**WHAT NEEDS TO BE DONE:** Return the listing word for word, starting with its first line and going on through the line with "man right shoe (345, 577, 404, 598)", and include both of those lines.

— Start —

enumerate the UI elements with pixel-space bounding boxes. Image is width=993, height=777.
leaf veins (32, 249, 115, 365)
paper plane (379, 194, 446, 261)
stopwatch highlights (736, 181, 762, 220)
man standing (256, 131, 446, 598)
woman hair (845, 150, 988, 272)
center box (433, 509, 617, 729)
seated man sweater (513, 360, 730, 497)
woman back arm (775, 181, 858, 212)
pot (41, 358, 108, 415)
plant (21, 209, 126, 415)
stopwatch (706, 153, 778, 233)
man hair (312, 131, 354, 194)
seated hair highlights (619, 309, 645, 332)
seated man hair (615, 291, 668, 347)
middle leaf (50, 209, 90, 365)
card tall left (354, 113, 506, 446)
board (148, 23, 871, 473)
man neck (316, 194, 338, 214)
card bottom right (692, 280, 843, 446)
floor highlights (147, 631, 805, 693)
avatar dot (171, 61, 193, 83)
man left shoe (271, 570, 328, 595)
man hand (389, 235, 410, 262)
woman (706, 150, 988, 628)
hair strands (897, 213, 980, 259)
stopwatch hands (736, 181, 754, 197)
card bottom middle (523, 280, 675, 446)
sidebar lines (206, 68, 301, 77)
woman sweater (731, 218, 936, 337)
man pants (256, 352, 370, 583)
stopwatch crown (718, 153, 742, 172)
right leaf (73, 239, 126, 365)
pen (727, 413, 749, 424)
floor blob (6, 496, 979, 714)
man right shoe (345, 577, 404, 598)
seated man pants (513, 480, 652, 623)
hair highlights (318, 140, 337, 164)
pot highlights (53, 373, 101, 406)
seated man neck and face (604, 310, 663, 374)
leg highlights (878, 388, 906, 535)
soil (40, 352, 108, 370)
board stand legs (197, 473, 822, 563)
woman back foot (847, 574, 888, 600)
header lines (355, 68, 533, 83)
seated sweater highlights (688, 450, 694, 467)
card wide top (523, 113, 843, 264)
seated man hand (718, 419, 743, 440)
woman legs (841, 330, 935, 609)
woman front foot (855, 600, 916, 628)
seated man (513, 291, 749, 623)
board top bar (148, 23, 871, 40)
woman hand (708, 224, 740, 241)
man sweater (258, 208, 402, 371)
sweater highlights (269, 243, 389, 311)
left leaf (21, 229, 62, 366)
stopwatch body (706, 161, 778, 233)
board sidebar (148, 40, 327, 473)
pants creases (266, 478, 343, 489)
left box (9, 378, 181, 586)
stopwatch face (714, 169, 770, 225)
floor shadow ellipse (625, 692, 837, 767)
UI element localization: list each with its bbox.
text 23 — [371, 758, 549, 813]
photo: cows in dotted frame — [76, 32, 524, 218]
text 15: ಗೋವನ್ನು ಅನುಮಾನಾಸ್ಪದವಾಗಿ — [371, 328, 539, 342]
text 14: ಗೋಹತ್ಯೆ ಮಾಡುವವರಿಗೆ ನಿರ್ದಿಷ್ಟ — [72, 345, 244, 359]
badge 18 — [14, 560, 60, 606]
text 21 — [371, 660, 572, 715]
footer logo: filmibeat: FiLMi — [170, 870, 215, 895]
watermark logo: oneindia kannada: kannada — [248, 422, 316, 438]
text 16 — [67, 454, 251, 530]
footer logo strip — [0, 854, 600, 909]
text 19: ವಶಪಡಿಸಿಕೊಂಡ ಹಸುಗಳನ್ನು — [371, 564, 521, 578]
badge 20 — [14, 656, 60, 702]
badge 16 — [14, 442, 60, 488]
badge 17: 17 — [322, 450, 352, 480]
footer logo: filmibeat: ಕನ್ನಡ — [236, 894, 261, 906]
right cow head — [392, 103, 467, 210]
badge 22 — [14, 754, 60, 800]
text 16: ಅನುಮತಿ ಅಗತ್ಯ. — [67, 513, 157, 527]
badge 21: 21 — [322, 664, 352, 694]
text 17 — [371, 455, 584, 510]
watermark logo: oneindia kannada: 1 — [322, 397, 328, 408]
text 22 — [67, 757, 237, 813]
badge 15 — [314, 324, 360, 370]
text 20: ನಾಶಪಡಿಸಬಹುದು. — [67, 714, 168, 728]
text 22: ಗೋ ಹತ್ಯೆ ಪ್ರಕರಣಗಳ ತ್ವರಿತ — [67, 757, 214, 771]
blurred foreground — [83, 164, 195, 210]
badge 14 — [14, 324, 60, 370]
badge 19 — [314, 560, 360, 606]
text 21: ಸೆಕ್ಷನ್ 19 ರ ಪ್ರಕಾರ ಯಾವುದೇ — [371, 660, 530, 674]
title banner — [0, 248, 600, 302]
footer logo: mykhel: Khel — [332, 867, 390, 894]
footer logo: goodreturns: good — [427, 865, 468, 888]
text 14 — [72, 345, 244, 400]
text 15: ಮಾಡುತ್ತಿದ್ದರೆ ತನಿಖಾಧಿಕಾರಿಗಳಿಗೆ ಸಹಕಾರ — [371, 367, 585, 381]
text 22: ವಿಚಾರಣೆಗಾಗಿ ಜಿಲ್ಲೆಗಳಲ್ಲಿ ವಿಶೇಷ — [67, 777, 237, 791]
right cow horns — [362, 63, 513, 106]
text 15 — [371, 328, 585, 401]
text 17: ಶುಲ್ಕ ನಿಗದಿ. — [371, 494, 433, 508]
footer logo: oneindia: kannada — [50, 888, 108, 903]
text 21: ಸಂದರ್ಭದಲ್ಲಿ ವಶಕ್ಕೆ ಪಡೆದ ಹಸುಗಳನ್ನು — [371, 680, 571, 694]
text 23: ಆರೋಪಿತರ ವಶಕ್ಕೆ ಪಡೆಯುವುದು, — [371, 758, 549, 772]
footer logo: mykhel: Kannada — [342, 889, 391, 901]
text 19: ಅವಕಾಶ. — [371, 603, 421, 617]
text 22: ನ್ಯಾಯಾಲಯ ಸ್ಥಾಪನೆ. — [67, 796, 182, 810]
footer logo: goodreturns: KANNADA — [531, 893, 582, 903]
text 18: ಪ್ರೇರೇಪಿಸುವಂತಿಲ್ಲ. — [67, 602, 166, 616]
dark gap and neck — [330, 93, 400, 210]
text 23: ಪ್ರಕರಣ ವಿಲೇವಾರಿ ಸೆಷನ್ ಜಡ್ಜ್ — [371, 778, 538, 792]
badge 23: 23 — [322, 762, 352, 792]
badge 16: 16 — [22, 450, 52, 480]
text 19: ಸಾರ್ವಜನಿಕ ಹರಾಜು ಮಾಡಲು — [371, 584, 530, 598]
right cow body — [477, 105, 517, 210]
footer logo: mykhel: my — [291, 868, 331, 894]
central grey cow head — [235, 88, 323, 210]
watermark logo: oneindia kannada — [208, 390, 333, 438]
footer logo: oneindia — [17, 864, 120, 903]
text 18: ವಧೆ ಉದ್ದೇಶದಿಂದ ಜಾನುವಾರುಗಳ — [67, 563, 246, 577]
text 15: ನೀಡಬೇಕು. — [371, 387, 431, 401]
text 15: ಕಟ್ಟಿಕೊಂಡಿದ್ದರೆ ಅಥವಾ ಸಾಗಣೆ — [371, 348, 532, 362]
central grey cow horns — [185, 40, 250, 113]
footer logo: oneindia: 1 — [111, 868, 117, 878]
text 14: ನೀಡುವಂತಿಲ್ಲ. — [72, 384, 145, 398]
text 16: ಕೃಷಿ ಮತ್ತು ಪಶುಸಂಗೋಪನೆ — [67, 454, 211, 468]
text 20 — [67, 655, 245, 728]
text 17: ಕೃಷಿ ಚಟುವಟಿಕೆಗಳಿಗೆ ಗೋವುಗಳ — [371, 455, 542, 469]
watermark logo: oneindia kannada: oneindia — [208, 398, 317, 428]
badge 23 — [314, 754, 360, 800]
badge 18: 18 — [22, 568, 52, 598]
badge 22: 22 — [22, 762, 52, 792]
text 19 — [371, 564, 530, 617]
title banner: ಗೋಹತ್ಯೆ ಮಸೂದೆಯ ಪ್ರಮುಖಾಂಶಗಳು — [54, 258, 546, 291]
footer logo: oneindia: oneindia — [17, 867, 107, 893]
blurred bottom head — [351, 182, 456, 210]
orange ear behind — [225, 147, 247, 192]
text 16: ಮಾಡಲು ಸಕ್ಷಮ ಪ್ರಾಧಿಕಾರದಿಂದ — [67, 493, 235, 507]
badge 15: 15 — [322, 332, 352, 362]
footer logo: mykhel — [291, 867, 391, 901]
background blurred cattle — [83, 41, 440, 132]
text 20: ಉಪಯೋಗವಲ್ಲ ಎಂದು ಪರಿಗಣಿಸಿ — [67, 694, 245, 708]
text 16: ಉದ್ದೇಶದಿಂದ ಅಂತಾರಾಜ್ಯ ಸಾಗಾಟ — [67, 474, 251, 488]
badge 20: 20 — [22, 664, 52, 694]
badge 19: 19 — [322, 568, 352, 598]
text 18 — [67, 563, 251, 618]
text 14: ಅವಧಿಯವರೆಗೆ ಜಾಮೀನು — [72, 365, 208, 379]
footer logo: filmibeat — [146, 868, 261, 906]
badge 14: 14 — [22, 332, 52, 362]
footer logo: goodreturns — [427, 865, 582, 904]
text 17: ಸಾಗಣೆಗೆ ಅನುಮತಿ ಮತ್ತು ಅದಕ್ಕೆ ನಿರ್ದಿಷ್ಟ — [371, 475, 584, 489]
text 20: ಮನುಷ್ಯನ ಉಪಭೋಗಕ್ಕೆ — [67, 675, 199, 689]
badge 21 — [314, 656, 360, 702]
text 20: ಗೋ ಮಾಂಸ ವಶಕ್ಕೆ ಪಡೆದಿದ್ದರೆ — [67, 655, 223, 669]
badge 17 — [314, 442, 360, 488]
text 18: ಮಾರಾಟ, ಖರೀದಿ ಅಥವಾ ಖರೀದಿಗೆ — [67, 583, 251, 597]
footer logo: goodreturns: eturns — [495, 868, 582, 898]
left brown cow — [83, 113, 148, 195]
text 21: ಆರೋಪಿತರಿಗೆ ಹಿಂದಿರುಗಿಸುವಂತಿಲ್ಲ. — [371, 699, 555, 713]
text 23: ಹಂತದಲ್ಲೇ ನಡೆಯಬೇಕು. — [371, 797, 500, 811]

— End —

**SOLVED EXERCISE:**
enumerate the UI elements with pixel-space bounding boxes. Image is width=993, height=777.
leaf veins (32, 249, 115, 365)
paper plane (379, 194, 446, 261)
stopwatch highlights (736, 181, 762, 220)
man standing (256, 131, 446, 598)
woman hair (845, 150, 988, 272)
center box (433, 509, 617, 729)
seated man sweater (513, 360, 730, 497)
woman back arm (775, 181, 858, 212)
pot (41, 358, 108, 415)
plant (21, 209, 126, 415)
stopwatch (706, 153, 778, 233)
man hair (312, 131, 354, 194)
seated hair highlights (619, 309, 645, 332)
seated man hair (615, 291, 668, 347)
middle leaf (50, 209, 90, 365)
card tall left (354, 113, 506, 446)
board (148, 23, 871, 473)
man neck (316, 194, 338, 214)
card bottom right (692, 280, 843, 446)
floor highlights (147, 631, 805, 693)
avatar dot (171, 61, 193, 83)
man left shoe (271, 570, 328, 595)
man hand (389, 235, 410, 262)
woman (706, 150, 988, 628)
hair strands (897, 213, 980, 259)
stopwatch hands (736, 181, 754, 197)
card bottom middle (523, 280, 675, 446)
sidebar lines (206, 68, 301, 77)
woman sweater (731, 218, 936, 337)
man pants (256, 352, 370, 583)
stopwatch crown (718, 153, 742, 172)
right leaf (73, 239, 126, 365)
pen (727, 413, 749, 424)
floor blob (6, 496, 979, 714)
man right shoe (345, 577, 404, 598)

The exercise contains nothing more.